Dataset records on visual material
"""

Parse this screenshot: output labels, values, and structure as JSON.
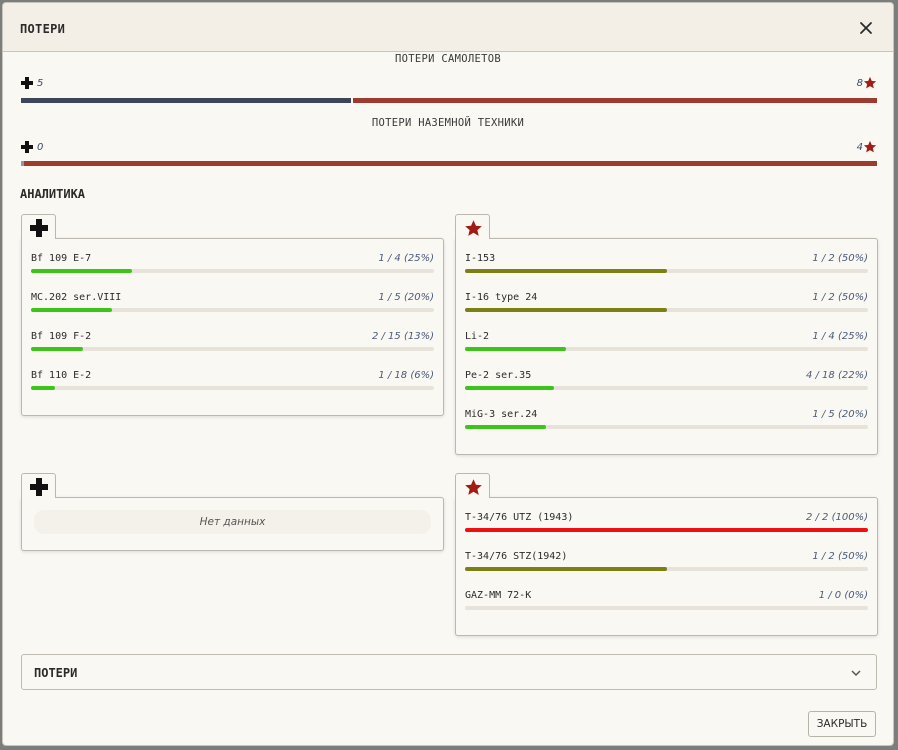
{
  "header": {
    "title": "ПОТЕРИ"
  },
  "losses": {
    "aircraft": {
      "title": "ПОТЕРИ САМОЛЕТОВ",
      "axis_count": "5",
      "allies_count": "8",
      "axis_fraction": 0.385
    },
    "ground": {
      "title": "ПОТЕРИ НАЗЕМНОЙ ТЕХНИКИ",
      "axis_count": "0",
      "allies_count": "4",
      "axis_fraction": 0.0
    }
  },
  "analytics": {
    "title": "АНАЛИТИКА",
    "axis_aircraft": [
      {
        "name": "Bf 109 E-7",
        "value": "1 / 4 (25%)",
        "fraction": 0.25,
        "color": "#3cc41a"
      },
      {
        "name": "MC.202 ser.VIII",
        "value": "1 / 5 (20%)",
        "fraction": 0.2,
        "color": "#3cc41a"
      },
      {
        "name": "Bf 109 F-2",
        "value": "2 / 15 (13%)",
        "fraction": 0.13,
        "color": "#3cc41a"
      },
      {
        "name": "Bf 110 E-2",
        "value": "1 / 18 (6%)",
        "fraction": 0.06,
        "color": "#3cc41a"
      }
    ],
    "allied_aircraft": [
      {
        "name": "I-153",
        "value": "1 / 2 (50%)",
        "fraction": 0.5,
        "color": "#7b7f14"
      },
      {
        "name": "I-16 type 24",
        "value": "1 / 2 (50%)",
        "fraction": 0.5,
        "color": "#7b7f14"
      },
      {
        "name": "Li-2",
        "value": "1 / 4 (25%)",
        "fraction": 0.25,
        "color": "#3cc41a"
      },
      {
        "name": "Pe-2 ser.35",
        "value": "4 / 18 (22%)",
        "fraction": 0.22,
        "color": "#3cc41a"
      },
      {
        "name": "MiG-3 ser.24",
        "value": "1 / 5 (20%)",
        "fraction": 0.2,
        "color": "#3cc41a"
      }
    ],
    "axis_ground_empty": "Нет данных",
    "allied_ground": [
      {
        "name": "T-34/76 UTZ (1943)",
        "value": "2 / 2 (100%)",
        "fraction": 1.0,
        "color": "#ee1111"
      },
      {
        "name": "T-34/76 STZ(1942)",
        "value": "1 / 2 (50%)",
        "fraction": 0.5,
        "color": "#7b7f14"
      },
      {
        "name": "GAZ-MM 72-K",
        "value": "1 / 0 (0%)",
        "fraction": 0.0,
        "color": "#3cc41a"
      }
    ]
  },
  "accordion": {
    "label": "ПОТЕРИ"
  },
  "footer": {
    "close_label": "ЗАКРЫТЬ"
  },
  "colors": {
    "axis": "#3d4658",
    "allies": "#9c3b2e",
    "star": "#a01c14"
  },
  "icons": {
    "axis": "balkenkreuz-icon",
    "allies": "red-star-icon",
    "close": "close-icon",
    "expand": "chevron-down-icon"
  }
}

"""

• WRITTEN REQUEST
Identify and list each line with the word "ПОТЕРИ".

• RESULT FOR THIS TASK
    "title": "ПОТЕРИ"
      "title": "ПОТЕРИ САМОЛЕТОВ",
      "title": "ПОТЕРИ НАЗЕМНОЙ ТЕХНИКИ",
    "label": "ПОТЕРИ"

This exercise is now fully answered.